# What is needed
Skip the pictures and extract all of the lines exactly as written.

━━ Source material

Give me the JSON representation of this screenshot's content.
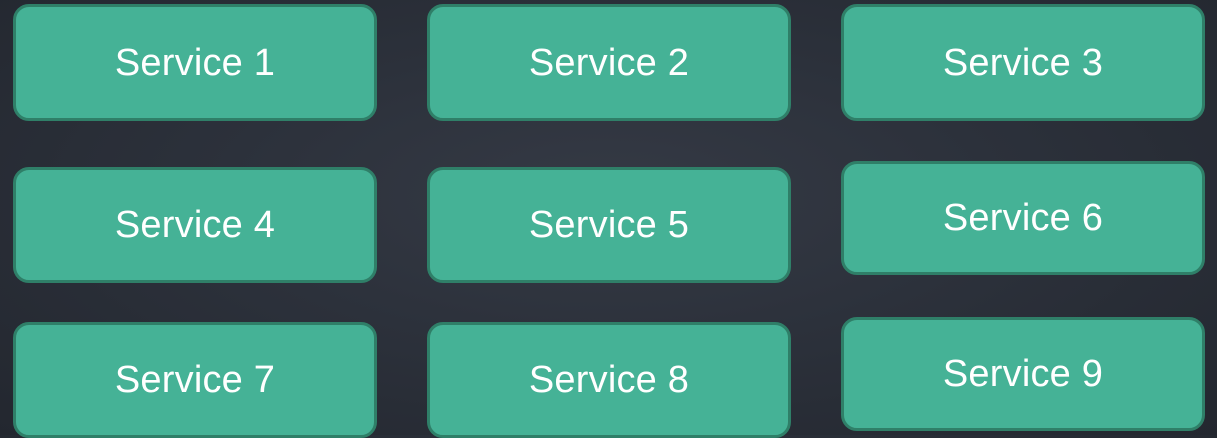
{
  "services": [
    {
      "label": "Service 1"
    },
    {
      "label": "Service 2"
    },
    {
      "label": "Service 3"
    },
    {
      "label": "Service 4"
    },
    {
      "label": "Service 5"
    },
    {
      "label": "Service 6"
    },
    {
      "label": "Service 7"
    },
    {
      "label": "Service 8"
    },
    {
      "label": "Service 9"
    }
  ],
  "colors": {
    "box_fill": "#45b296",
    "box_border": "#2f7f68",
    "label_text": "#ffffff",
    "background": "#2c313b"
  }
}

━━━━

# Exercise answer
Give me the JSON representation of this screenshot's content.
{
  "services": [
    {
      "label": "Service 1"
    },
    {
      "label": "Service 2"
    },
    {
      "label": "Service 3"
    },
    {
      "label": "Service 4"
    },
    {
      "label": "Service 5"
    },
    {
      "label": "Service 6"
    },
    {
      "label": "Service 7"
    },
    {
      "label": "Service 8"
    },
    {
      "label": "Service 9"
    }
  ],
  "colors": {
    "box_fill": "#45b296",
    "box_border": "#2f7f68",
    "label_text": "#ffffff",
    "background": "#2c313b"
  }
}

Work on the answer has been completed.